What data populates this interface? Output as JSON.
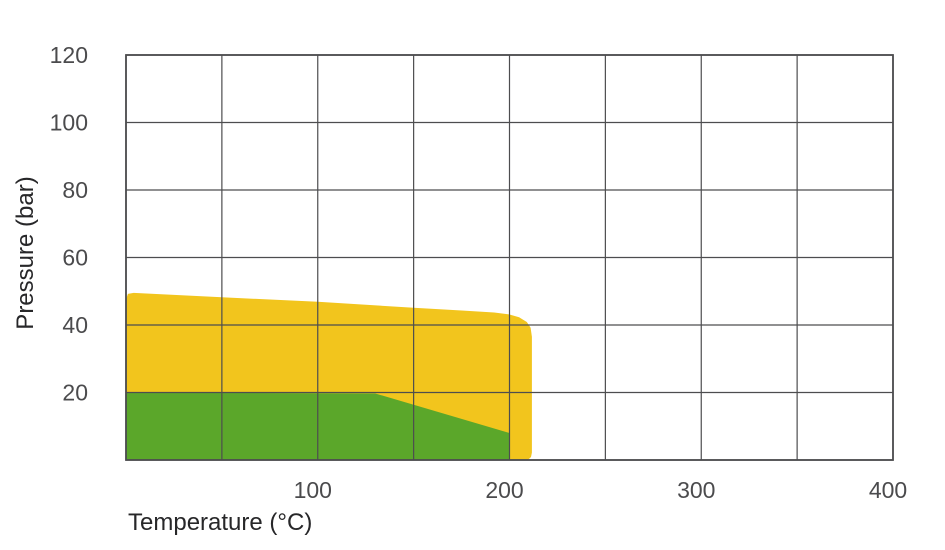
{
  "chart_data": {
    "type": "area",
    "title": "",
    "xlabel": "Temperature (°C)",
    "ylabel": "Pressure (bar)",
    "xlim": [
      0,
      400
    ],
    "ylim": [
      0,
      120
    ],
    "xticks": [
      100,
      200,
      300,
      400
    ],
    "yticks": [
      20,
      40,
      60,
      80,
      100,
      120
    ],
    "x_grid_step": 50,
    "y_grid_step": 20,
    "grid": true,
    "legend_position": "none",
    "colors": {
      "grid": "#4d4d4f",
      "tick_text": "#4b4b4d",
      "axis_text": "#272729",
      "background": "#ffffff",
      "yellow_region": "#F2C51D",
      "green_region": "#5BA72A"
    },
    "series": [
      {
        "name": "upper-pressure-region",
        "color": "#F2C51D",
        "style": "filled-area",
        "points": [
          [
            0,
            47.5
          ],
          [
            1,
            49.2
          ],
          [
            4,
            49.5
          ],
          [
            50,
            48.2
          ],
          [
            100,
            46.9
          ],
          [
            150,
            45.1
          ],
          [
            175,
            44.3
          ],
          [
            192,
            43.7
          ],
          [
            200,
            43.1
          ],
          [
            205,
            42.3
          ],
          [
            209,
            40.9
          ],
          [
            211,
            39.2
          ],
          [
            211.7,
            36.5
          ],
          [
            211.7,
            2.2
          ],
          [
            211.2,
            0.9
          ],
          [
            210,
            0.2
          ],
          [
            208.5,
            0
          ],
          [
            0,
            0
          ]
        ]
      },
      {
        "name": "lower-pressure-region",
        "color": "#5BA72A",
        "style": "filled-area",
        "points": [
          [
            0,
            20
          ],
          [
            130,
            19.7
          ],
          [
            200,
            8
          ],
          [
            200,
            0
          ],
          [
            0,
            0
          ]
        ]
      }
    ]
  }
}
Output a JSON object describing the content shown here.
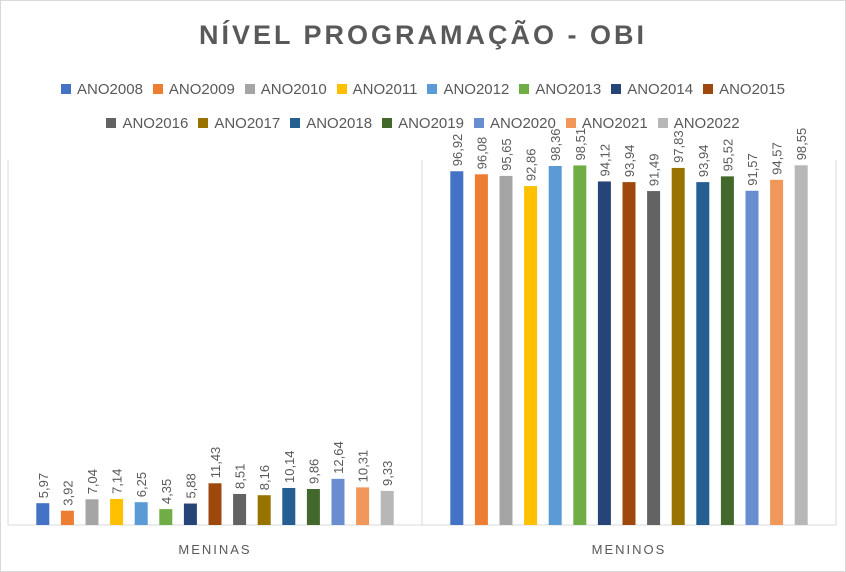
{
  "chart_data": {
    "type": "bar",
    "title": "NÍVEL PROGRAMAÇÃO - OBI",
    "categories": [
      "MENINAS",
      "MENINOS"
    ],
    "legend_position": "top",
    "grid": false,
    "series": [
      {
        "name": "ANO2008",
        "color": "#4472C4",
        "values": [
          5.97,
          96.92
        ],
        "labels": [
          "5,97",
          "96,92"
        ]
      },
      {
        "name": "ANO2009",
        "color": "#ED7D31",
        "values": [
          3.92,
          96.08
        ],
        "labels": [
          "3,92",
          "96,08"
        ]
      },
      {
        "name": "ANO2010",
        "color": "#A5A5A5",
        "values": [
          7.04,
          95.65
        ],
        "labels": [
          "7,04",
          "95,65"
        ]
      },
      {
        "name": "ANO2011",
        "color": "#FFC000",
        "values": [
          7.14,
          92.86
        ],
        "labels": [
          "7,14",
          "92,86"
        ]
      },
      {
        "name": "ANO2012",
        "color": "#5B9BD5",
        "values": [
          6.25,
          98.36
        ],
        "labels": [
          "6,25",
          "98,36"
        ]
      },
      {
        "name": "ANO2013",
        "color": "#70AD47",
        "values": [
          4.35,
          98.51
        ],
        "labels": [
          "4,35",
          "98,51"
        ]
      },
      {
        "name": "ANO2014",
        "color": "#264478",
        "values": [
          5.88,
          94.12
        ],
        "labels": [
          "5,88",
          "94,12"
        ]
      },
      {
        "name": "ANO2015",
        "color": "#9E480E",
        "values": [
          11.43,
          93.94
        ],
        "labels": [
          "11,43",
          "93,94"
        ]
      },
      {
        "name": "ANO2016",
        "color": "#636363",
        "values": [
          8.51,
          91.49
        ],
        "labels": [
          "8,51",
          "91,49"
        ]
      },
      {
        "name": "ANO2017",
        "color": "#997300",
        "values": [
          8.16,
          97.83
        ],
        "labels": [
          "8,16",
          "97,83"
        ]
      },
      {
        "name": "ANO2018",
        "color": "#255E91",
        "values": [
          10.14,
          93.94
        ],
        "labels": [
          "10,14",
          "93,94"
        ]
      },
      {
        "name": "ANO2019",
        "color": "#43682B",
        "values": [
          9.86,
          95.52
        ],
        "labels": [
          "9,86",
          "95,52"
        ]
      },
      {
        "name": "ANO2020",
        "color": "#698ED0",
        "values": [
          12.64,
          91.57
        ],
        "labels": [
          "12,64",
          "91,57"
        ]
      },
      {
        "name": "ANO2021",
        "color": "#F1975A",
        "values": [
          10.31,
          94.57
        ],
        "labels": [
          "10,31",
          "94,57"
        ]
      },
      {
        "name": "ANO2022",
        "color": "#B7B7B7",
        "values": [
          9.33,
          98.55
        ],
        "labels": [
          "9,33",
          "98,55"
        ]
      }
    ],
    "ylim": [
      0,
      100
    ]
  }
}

....

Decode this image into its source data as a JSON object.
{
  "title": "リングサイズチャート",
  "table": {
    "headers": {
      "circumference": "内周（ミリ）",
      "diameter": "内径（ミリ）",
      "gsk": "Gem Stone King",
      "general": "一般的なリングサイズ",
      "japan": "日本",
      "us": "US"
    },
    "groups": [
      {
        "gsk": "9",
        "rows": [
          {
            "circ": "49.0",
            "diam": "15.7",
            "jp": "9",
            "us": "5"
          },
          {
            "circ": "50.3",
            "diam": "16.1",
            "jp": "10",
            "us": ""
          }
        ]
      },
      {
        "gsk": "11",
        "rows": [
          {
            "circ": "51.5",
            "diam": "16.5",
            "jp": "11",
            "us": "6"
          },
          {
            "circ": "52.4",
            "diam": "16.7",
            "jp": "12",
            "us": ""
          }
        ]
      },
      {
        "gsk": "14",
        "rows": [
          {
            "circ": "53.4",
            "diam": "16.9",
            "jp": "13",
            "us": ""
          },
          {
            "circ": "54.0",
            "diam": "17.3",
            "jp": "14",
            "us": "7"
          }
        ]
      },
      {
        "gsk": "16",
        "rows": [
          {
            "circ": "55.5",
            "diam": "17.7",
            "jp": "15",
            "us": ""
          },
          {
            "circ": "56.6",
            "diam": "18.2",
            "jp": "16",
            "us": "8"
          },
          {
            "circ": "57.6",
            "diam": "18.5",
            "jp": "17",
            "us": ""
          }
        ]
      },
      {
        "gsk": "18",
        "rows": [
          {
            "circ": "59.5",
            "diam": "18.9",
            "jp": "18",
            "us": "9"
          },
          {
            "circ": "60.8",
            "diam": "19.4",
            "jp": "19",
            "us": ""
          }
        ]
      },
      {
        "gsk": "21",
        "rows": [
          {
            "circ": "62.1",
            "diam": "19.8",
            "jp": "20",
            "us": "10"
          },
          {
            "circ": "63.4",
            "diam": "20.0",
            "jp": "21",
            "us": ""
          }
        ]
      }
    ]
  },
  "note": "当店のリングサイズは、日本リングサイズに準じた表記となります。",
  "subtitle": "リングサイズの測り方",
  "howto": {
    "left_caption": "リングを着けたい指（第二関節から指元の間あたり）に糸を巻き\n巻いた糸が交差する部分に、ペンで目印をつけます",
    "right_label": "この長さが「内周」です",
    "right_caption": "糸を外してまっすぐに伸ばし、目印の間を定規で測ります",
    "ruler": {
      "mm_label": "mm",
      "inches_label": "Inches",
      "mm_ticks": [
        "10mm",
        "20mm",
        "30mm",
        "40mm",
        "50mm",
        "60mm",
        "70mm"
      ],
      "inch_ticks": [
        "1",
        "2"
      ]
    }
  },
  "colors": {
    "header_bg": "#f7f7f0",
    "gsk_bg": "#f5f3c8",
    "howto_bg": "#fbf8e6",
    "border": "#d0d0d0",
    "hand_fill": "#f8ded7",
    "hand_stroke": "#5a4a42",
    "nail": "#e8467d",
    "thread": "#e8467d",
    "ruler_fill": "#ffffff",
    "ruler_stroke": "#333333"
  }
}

....

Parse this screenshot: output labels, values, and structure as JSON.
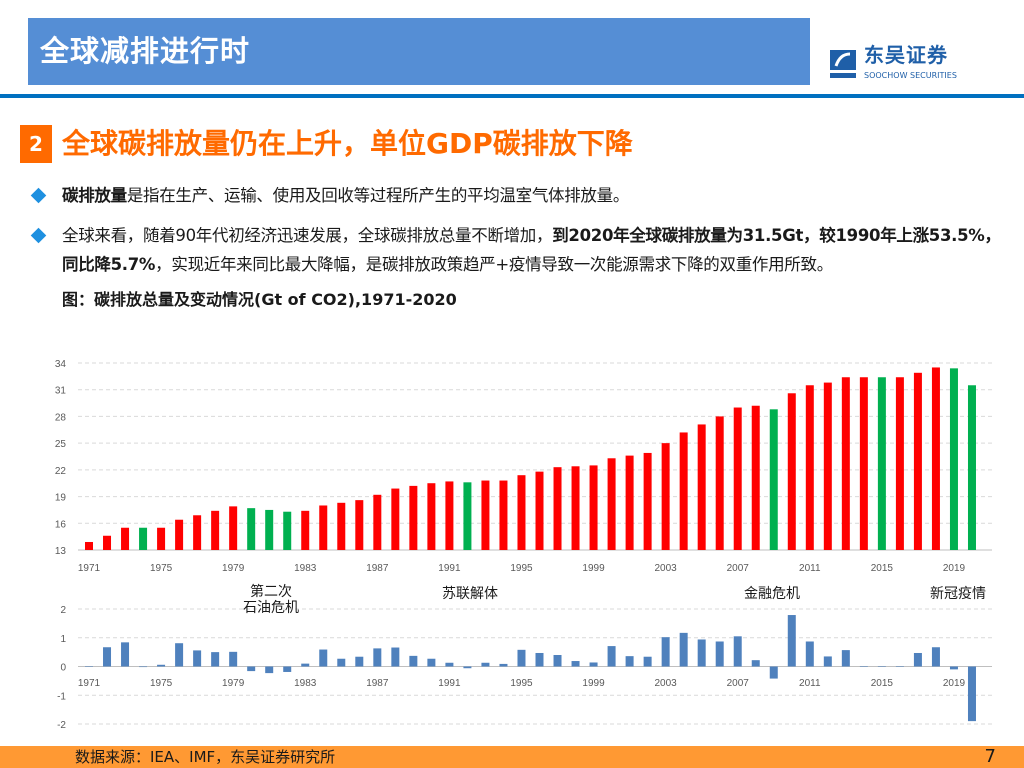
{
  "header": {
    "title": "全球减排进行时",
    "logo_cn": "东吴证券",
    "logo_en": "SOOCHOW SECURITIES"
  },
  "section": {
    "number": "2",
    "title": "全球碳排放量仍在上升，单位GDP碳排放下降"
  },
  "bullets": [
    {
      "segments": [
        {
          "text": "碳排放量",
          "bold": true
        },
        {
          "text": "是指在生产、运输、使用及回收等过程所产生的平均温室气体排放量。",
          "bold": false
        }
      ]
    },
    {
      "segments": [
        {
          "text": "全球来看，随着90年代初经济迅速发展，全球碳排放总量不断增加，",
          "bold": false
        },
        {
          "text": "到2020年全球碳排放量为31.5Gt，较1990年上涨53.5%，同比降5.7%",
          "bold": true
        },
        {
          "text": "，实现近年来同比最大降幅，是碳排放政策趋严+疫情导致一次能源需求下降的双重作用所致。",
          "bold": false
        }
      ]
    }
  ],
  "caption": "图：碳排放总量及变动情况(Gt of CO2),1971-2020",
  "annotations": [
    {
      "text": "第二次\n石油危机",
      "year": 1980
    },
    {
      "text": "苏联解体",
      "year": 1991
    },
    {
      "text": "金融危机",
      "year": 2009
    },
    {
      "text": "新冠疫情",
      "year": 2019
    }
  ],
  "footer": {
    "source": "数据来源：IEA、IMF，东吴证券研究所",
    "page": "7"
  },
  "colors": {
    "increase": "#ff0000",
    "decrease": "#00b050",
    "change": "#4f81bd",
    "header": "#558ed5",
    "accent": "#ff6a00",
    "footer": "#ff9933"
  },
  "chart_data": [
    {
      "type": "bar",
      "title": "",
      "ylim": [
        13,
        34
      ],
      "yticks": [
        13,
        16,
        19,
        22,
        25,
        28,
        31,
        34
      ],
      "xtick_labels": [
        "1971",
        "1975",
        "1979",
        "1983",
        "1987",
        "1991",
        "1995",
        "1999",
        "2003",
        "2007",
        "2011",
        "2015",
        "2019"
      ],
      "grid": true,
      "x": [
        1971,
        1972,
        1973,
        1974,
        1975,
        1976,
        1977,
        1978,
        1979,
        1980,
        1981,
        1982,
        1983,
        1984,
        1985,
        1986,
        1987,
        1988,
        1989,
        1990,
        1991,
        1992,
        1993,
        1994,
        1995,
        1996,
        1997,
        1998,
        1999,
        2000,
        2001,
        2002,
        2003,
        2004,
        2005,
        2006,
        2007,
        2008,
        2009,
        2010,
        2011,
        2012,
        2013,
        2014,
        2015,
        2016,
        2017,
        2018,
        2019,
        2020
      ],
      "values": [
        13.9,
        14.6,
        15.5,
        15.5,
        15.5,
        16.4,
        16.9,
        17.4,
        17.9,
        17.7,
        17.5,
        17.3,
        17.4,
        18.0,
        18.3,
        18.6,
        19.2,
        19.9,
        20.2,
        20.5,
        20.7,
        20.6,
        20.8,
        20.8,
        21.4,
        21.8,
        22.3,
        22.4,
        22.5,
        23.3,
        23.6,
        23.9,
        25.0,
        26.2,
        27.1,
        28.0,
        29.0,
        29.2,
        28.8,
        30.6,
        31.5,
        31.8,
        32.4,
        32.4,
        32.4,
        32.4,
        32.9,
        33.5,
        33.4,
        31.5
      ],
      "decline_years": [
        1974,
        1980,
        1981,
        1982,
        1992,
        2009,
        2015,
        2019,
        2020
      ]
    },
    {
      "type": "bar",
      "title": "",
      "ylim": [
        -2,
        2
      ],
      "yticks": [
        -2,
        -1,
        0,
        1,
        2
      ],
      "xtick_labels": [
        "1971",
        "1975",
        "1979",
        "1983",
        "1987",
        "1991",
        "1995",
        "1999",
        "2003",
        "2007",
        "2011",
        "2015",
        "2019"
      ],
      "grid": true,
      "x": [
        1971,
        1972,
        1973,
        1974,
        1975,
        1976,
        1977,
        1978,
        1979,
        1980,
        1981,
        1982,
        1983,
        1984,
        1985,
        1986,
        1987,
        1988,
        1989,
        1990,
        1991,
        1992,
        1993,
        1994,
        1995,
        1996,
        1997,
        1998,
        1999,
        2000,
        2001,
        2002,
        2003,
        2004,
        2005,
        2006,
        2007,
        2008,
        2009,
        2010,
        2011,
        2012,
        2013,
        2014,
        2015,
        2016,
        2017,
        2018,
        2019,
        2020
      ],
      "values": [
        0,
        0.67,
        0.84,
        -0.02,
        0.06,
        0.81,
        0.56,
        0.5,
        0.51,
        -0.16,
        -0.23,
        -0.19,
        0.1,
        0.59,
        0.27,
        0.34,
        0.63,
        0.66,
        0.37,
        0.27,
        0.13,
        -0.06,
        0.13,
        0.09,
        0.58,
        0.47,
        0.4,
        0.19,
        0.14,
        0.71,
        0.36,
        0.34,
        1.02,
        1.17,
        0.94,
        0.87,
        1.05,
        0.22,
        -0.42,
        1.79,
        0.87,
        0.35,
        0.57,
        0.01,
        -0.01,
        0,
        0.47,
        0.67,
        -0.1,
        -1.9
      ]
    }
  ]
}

....

◆ YOUR INSTRUCTIONS ◆
Copy each line of the data above that holds "this".

◆ FULL ANSWER ◆
What data populates this interface? Output as JSON.
Decode this image into its source data as a JSON object.
Parse this screenshot: output labels, values, and structure as JSON.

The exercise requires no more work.